Aim
Would you return all of this data exactly, leaving nothing out?

Listed records
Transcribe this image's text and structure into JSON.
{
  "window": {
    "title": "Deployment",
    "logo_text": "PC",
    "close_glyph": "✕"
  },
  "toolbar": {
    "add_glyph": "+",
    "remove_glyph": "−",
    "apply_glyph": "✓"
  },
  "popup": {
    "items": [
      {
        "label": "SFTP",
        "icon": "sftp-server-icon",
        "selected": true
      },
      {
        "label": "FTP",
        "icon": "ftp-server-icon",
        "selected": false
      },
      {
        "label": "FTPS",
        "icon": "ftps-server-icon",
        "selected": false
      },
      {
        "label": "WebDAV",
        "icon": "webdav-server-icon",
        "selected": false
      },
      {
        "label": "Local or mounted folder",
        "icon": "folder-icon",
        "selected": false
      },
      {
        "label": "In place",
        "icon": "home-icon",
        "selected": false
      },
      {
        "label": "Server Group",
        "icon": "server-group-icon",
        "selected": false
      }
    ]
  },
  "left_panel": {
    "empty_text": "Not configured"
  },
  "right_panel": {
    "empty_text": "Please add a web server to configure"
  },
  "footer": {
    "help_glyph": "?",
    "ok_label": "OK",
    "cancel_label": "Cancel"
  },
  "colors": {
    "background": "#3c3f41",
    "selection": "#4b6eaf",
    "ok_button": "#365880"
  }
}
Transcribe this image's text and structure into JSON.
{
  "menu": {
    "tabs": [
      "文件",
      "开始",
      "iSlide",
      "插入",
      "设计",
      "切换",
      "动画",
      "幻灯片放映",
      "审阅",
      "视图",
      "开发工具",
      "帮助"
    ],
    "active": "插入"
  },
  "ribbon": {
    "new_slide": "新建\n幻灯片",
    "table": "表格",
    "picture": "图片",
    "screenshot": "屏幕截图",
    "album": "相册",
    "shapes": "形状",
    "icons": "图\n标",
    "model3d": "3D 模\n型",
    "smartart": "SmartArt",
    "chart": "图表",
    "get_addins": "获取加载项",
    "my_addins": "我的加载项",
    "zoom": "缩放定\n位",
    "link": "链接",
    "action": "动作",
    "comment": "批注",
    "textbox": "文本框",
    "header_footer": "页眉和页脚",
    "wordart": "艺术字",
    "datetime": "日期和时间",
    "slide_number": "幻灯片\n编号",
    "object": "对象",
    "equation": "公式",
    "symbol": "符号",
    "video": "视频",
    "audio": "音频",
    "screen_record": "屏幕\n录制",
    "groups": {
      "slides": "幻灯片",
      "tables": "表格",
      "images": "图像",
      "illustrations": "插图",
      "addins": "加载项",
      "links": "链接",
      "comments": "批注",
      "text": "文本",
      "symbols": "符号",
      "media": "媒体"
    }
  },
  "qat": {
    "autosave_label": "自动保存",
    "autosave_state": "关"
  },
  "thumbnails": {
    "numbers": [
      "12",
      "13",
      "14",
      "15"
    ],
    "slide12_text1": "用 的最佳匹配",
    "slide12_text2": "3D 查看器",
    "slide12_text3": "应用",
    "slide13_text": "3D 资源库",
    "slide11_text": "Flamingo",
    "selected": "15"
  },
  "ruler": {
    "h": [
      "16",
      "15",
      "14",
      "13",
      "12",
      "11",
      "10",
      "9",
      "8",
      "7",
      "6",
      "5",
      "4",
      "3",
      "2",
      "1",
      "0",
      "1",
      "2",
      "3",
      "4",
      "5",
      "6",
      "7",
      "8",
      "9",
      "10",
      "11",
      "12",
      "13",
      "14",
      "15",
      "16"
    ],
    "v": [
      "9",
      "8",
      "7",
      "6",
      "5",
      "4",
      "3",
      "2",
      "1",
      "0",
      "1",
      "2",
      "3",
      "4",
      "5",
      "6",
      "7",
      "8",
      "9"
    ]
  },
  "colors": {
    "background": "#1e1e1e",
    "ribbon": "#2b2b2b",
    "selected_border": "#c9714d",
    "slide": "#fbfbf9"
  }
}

Output below
Transcribe this image's text and structure into JSON.
{
  "window": {
    "title": "Deployment",
    "logo_text": "PC",
    "close_glyph": "✕"
  },
  "toolbar": {
    "add_glyph": "+",
    "remove_glyph": "−",
    "apply_glyph": "✓"
  },
  "popup": {
    "items": [
      {
        "label": "SFTP",
        "icon": "sftp-server-icon",
        "selected": true
      },
      {
        "label": "FTP",
        "icon": "ftp-server-icon",
        "selected": false
      },
      {
        "label": "FTPS",
        "icon": "ftps-server-icon",
        "selected": false
      },
      {
        "label": "WebDAV",
        "icon": "webdav-server-icon",
        "selected": false
      },
      {
        "label": "Local or mounted folder",
        "icon": "folder-icon",
        "selected": false
      },
      {
        "label": "In place",
        "icon": "home-icon",
        "selected": false
      },
      {
        "label": "Server Group",
        "icon": "server-group-icon",
        "selected": false
      }
    ]
  },
  "left_panel": {
    "empty_text": "Not configured"
  },
  "right_panel": {
    "empty_text": "Please add a web server to configure"
  },
  "footer": {
    "help_glyph": "?",
    "ok_label": "OK",
    "cancel_label": "Cancel"
  },
  "colors": {
    "background": "#3c3f41",
    "selection": "#4b6eaf",
    "ok_button": "#365880"
  }
}
Transcribe this image's text and structure into JSON.
{
  "menu": {
    "tabs": [
      "文件",
      "开始",
      "iSlide",
      "插入",
      "设计",
      "切换",
      "动画",
      "幻灯片放映",
      "审阅",
      "视图",
      "开发工具",
      "帮助"
    ],
    "active": "插入"
  },
  "ribbon": {
    "new_slide": "新建\n幻灯片",
    "table": "表格",
    "picture": "图片",
    "screenshot": "屏幕截图",
    "album": "相册",
    "shapes": "形状",
    "icons": "图\n标",
    "model3d": "3D 模\n型",
    "smartart": "SmartArt",
    "chart": "图表",
    "get_addins": "获取加载项",
    "my_addins": "我的加载项",
    "zoom": "缩放定\n位",
    "link": "链接",
    "action": "动作",
    "comment": "批注",
    "textbox": "文本框",
    "header_footer": "页眉和页脚",
    "wordart": "艺术字",
    "datetime": "日期和时间",
    "slide_number": "幻灯片\n编号",
    "object": "对象",
    "equation": "公式",
    "symbol": "符号",
    "video": "视频",
    "audio": "音频",
    "screen_record": "屏幕\n录制",
    "groups": {
      "slides": "幻灯片",
      "tables": "表格",
      "images": "图像",
      "illustrations": "插图",
      "addins": "加载项",
      "links": "链接",
      "comments": "批注",
      "text": "文本",
      "symbols": "符号",
      "media": "媒体"
    }
  },
  "qat": {
    "autosave_label": "自动保存",
    "autosave_state": "关"
  },
  "thumbnails": {
    "numbers": [
      "12",
      "13",
      "14",
      "15"
    ],
    "slide12_text1": "用 的最佳匹配",
    "slide12_text2": "3D 查看器",
    "slide12_text3": "应用",
    "slide13_text": "3D 资源库",
    "slide11_text": "Flamingo",
    "selected": "15"
  },
  "ruler": {
    "h": [
      "16",
      "15",
      "14",
      "13",
      "12",
      "11",
      "10",
      "9",
      "8",
      "7",
      "6",
      "5",
      "4",
      "3",
      "2",
      "1",
      "0",
      "1",
      "2",
      "3",
      "4",
      "5",
      "6",
      "7",
      "8",
      "9",
      "10",
      "11",
      "12",
      "13",
      "14",
      "15",
      "16"
    ],
    "v": [
      "9",
      "8",
      "7",
      "6",
      "5",
      "4",
      "3",
      "2",
      "1",
      "0",
      "1",
      "2",
      "3",
      "4",
      "5",
      "6",
      "7",
      "8",
      "9"
    ]
  },
  "colors": {
    "background": "#1e1e1e",
    "ribbon": "#2b2b2b",
    "selected_border": "#c9714d",
    "slide": "#fbfbf9"
  }
}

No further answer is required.